[Data excerpts]
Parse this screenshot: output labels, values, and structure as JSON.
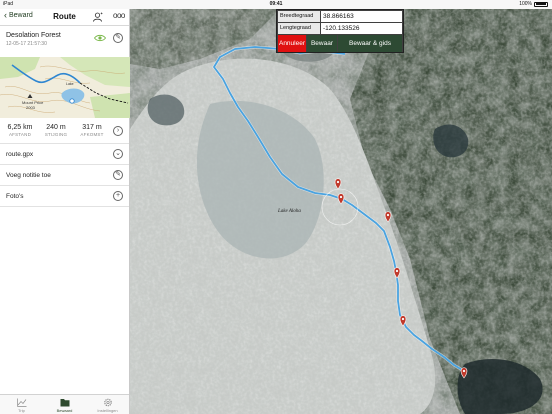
{
  "status": {
    "device": "iPad",
    "time": "09:41",
    "battery": "100%"
  },
  "nav": {
    "back_label": "Beward",
    "title": "Route"
  },
  "track": {
    "name": "Desolation Forest",
    "date": "12-05-17 21:57:30"
  },
  "thumbnail": {
    "peak_label": "Mount Price",
    "peak_elev": "2003",
    "lake_label": "Lake"
  },
  "stats": {
    "distance": {
      "value": "6,25 km",
      "label": "AFSTAND"
    },
    "ascent": {
      "value": "240 m",
      "label": "STIJGING"
    },
    "descent": {
      "value": "317 m",
      "label": "AFKOMST"
    }
  },
  "rows": {
    "file": "route.gpx",
    "note": "Voeg notitie toe",
    "photos": "Foto's"
  },
  "tabs": {
    "trip": "Trip",
    "saved": "Bewaard",
    "settings": "Instellingen"
  },
  "coords": {
    "lat_label": "Breedtegraad",
    "lat_value": "38.866163",
    "lon_label": "Lengtegraad",
    "lon_value": "-120.133526",
    "cancel": "Annuleer",
    "save": "Bewaar",
    "save_guide": "Bewaar & gids"
  },
  "map": {
    "lake_label": "Lake Aloha"
  },
  "colors": {
    "route": "#4aa3e0",
    "marker": "#c0392b",
    "cancel": "#e01010",
    "button": "#2d4a33"
  }
}
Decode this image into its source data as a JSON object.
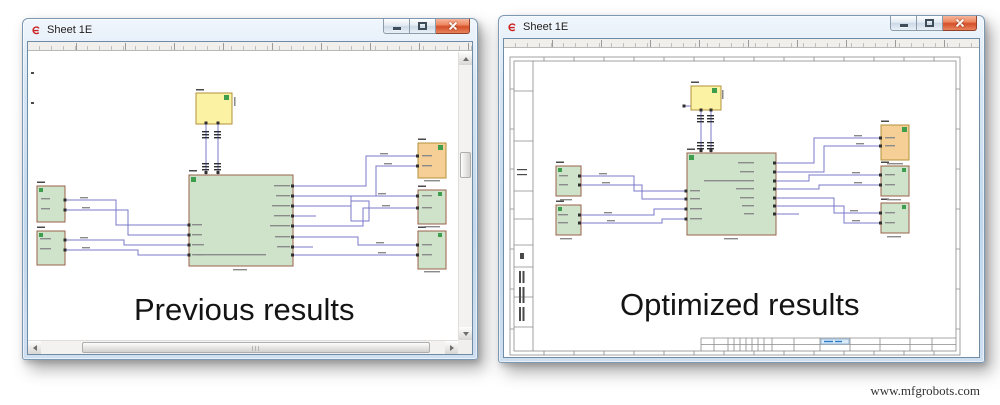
{
  "left_window": {
    "title": "Sheet 1E",
    "caption": "Previous results"
  },
  "right_window": {
    "title": "Sheet 1E",
    "caption": "Optimized results"
  },
  "watermark": "www.mfgrobots.com",
  "colors": {
    "wire": "#7878c8",
    "block_green": "#cfe3cb",
    "block_yellow": "#fcf2a4",
    "block_orange": "#f6cf96",
    "border_brown": "#9a6248",
    "border_gold": "#b2923a",
    "badge_green": "#3f9e4d",
    "titlebar_blue": "#c2d8ec",
    "close_red": "#d4502a",
    "frame_gray": "#8a8a8a"
  }
}
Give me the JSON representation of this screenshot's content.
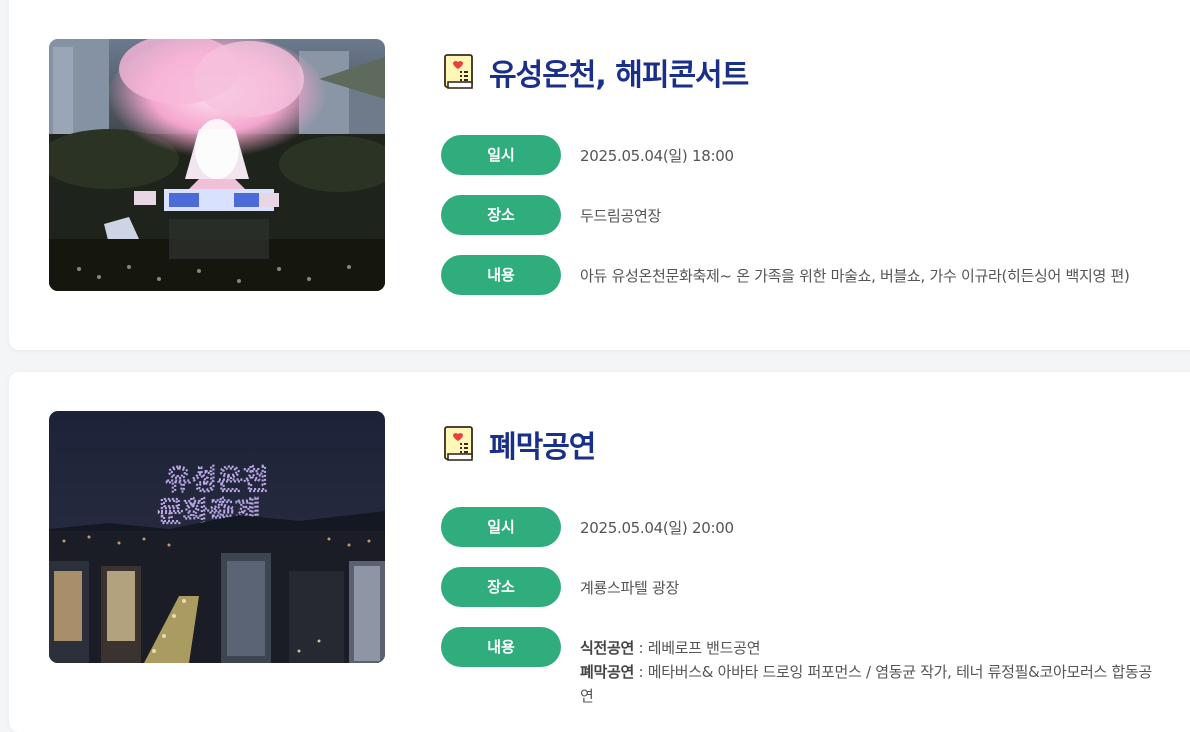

Exercise brief: Across the entries above, how many lines contain "caption"? Provide only the count.

Response below: 2